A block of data

★ ★ ★ ★

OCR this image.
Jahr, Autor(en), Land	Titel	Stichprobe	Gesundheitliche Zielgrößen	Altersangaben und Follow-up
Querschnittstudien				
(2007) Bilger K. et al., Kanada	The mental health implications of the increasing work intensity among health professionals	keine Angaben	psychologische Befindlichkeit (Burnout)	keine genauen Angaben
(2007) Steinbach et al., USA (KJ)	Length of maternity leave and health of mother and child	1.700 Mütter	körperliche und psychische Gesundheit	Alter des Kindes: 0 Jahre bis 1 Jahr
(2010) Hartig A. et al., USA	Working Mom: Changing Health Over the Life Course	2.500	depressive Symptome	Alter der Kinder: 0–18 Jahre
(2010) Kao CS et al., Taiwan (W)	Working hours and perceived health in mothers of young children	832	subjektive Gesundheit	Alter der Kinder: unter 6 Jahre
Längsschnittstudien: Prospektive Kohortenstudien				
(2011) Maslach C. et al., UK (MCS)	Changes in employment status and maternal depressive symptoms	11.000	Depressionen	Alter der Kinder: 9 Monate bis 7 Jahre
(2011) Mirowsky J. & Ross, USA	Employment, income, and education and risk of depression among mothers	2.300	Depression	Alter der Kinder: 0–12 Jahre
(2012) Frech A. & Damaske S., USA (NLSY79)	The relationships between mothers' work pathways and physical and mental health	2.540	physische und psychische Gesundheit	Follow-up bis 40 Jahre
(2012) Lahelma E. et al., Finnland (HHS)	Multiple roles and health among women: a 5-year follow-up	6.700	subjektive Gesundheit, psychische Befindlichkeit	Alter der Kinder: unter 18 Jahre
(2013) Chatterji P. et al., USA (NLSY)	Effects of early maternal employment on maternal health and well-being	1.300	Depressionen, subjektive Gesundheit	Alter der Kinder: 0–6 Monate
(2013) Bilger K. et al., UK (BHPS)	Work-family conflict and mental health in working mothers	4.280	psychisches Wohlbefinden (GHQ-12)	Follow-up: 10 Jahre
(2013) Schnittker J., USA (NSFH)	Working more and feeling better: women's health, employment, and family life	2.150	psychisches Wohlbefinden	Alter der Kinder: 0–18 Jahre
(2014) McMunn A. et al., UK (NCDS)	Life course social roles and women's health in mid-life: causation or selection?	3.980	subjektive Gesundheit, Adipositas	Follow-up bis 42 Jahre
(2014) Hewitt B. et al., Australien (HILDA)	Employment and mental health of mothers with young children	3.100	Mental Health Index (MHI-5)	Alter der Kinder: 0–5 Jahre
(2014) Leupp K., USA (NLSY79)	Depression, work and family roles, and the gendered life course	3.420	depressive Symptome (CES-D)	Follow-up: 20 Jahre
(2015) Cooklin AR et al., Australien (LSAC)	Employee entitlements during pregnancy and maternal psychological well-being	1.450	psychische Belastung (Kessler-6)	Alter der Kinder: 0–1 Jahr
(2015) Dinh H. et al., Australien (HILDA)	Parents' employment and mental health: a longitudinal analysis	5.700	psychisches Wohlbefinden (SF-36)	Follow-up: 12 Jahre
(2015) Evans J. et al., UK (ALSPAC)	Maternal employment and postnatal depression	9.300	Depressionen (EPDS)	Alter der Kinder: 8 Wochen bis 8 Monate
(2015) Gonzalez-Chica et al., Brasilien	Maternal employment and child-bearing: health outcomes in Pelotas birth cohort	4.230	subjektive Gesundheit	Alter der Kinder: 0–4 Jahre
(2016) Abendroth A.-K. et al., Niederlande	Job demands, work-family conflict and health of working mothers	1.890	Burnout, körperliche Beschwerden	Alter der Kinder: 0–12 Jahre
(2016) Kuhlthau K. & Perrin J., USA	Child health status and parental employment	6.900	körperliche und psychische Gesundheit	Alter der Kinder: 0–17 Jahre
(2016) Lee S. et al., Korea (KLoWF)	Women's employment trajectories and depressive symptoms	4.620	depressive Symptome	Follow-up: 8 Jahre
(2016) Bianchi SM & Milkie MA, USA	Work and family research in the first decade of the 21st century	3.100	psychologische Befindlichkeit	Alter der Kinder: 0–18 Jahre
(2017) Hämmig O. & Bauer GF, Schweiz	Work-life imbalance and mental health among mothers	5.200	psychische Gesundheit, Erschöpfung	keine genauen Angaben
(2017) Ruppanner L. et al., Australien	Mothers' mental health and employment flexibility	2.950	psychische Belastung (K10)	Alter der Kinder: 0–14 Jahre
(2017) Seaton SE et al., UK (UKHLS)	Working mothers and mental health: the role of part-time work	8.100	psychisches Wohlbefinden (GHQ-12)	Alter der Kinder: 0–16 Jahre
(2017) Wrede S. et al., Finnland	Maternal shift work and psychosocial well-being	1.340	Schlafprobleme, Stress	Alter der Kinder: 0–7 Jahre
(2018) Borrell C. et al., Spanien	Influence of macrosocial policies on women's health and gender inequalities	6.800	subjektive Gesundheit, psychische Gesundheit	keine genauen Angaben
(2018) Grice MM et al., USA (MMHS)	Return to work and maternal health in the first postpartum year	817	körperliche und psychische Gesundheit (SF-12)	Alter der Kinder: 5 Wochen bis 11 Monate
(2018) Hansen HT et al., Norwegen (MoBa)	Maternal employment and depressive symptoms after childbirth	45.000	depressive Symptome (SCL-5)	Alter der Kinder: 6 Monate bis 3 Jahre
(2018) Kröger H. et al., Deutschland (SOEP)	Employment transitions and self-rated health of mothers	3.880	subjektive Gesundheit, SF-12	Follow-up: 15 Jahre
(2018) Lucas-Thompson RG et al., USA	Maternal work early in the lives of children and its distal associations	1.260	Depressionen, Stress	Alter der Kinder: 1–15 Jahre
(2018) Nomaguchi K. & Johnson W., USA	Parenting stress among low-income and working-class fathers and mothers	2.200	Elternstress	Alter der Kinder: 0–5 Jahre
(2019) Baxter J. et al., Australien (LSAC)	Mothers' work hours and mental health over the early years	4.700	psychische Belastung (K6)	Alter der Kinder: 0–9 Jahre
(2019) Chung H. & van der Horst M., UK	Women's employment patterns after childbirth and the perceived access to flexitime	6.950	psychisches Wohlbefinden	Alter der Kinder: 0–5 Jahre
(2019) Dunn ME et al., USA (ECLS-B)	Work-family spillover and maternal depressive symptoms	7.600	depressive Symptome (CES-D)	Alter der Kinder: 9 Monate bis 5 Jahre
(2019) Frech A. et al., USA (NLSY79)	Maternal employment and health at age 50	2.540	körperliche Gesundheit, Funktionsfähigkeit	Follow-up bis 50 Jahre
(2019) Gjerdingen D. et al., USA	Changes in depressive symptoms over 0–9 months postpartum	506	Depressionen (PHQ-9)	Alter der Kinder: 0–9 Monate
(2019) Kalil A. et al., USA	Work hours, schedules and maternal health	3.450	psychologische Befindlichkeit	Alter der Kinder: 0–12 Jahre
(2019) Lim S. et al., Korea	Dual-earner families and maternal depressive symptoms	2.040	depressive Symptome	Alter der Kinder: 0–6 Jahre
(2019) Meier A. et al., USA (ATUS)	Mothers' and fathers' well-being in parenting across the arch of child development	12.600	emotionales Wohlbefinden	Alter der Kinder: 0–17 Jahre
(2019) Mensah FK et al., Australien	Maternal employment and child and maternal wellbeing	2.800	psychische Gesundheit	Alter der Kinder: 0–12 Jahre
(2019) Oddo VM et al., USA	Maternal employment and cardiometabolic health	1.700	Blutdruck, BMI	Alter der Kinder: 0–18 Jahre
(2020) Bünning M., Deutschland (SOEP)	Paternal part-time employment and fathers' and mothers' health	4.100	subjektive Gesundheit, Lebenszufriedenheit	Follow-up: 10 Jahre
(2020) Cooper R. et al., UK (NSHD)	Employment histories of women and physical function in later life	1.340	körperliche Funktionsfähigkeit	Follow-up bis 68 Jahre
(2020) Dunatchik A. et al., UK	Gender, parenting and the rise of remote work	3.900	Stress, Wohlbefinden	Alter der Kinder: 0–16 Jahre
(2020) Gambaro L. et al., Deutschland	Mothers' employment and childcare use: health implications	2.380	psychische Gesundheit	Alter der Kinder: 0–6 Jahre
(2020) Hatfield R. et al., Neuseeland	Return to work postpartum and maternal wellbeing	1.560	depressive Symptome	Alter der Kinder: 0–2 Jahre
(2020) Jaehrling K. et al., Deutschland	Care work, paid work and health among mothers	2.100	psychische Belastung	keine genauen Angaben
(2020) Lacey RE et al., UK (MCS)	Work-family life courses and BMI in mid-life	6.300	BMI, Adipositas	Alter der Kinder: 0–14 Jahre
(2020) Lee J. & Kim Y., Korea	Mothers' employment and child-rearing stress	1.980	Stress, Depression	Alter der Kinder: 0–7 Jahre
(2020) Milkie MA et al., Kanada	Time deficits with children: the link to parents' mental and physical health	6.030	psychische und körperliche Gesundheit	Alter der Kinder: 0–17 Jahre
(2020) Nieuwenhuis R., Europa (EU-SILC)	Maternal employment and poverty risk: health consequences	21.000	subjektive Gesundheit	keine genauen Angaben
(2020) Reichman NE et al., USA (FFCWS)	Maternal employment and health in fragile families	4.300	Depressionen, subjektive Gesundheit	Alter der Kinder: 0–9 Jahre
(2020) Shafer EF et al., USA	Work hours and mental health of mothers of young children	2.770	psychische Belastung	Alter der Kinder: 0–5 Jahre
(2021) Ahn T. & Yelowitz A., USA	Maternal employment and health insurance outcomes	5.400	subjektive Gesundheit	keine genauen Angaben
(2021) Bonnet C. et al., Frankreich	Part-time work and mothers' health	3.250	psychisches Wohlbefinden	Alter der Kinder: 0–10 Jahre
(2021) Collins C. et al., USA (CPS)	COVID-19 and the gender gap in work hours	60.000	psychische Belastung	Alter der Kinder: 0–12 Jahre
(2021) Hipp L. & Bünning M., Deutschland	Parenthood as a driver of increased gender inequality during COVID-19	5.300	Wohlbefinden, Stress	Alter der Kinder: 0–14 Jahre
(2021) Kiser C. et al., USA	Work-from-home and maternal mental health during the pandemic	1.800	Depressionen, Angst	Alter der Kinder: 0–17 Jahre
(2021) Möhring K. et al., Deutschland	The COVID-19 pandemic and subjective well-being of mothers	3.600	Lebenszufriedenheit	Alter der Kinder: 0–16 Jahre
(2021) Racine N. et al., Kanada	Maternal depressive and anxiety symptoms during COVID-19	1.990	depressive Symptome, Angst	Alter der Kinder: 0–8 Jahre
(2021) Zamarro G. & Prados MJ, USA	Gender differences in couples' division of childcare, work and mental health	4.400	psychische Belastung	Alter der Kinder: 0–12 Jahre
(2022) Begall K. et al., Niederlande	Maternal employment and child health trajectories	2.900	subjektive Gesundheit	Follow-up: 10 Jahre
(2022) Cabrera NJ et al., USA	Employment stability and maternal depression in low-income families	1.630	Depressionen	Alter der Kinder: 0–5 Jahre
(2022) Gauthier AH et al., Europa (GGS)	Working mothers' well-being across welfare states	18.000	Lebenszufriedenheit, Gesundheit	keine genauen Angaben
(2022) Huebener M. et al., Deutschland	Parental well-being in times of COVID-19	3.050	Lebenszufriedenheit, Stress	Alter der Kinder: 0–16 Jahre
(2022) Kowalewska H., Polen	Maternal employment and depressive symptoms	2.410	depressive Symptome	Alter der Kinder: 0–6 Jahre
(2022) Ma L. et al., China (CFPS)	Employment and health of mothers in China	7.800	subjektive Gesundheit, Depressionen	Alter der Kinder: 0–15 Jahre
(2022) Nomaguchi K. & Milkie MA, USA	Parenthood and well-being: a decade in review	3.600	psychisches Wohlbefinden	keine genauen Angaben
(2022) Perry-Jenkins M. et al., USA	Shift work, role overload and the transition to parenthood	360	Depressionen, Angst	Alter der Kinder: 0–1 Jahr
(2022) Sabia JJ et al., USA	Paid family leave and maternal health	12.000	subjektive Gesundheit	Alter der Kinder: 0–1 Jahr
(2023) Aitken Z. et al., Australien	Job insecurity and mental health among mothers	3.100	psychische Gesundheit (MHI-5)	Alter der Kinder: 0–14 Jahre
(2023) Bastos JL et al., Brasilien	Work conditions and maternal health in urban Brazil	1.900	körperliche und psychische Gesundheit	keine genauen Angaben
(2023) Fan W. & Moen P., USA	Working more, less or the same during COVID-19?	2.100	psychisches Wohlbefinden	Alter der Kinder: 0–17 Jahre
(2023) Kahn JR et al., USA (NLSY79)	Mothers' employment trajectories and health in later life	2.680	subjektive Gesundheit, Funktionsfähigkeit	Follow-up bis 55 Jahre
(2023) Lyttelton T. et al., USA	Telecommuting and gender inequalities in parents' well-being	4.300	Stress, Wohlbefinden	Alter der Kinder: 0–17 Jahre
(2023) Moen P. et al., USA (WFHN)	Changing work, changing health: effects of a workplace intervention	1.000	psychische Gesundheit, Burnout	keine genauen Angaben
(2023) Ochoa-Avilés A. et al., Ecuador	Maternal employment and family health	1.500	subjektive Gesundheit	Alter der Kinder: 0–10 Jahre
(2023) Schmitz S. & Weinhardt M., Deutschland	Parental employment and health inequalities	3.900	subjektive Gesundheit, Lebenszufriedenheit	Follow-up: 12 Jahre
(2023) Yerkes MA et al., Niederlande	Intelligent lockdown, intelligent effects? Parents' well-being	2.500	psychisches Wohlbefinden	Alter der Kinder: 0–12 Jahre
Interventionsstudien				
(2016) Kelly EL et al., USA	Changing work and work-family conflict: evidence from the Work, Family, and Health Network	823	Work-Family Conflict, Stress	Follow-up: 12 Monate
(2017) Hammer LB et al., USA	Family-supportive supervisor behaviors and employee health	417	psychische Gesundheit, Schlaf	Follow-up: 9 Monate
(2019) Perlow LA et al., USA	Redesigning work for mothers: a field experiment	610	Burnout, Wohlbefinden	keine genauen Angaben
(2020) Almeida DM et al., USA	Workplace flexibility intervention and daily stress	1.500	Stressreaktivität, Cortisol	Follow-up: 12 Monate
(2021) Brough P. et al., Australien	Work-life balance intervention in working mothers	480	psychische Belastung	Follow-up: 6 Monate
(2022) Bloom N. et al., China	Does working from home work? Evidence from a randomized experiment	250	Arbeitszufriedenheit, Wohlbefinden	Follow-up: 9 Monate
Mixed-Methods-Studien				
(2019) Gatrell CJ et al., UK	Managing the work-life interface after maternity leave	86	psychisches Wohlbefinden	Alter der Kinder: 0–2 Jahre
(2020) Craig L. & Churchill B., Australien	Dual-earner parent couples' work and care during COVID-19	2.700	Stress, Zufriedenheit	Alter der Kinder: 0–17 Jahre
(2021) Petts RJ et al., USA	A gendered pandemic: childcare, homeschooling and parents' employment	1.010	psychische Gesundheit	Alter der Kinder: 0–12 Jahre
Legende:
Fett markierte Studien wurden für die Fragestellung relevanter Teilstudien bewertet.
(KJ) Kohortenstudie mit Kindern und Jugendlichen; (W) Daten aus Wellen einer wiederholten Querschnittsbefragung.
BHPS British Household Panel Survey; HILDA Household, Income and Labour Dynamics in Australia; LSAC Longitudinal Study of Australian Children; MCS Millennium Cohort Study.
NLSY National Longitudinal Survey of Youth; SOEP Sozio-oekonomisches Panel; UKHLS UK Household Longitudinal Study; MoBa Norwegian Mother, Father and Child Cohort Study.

★ ★ ★ ★

=== AIM ===
Identify each line in the records above containing the word "first"; copy those lines.

=== TASK RESULT ===
(2016) Bianchi SM & Milkie MA, USA	Work and family research in the first decade of the 21st century	3.100	psychologische Befindlichkeit	Alter der Kinder: 0–18 Jahre
(2018) Grice MM et al., USA (MMHS)	Return to work and maternal health in the first postpartum year	817	körperliche und psychische Gesundheit (SF-12)	Alter der Kinder: 5 Wochen bis 11 Monate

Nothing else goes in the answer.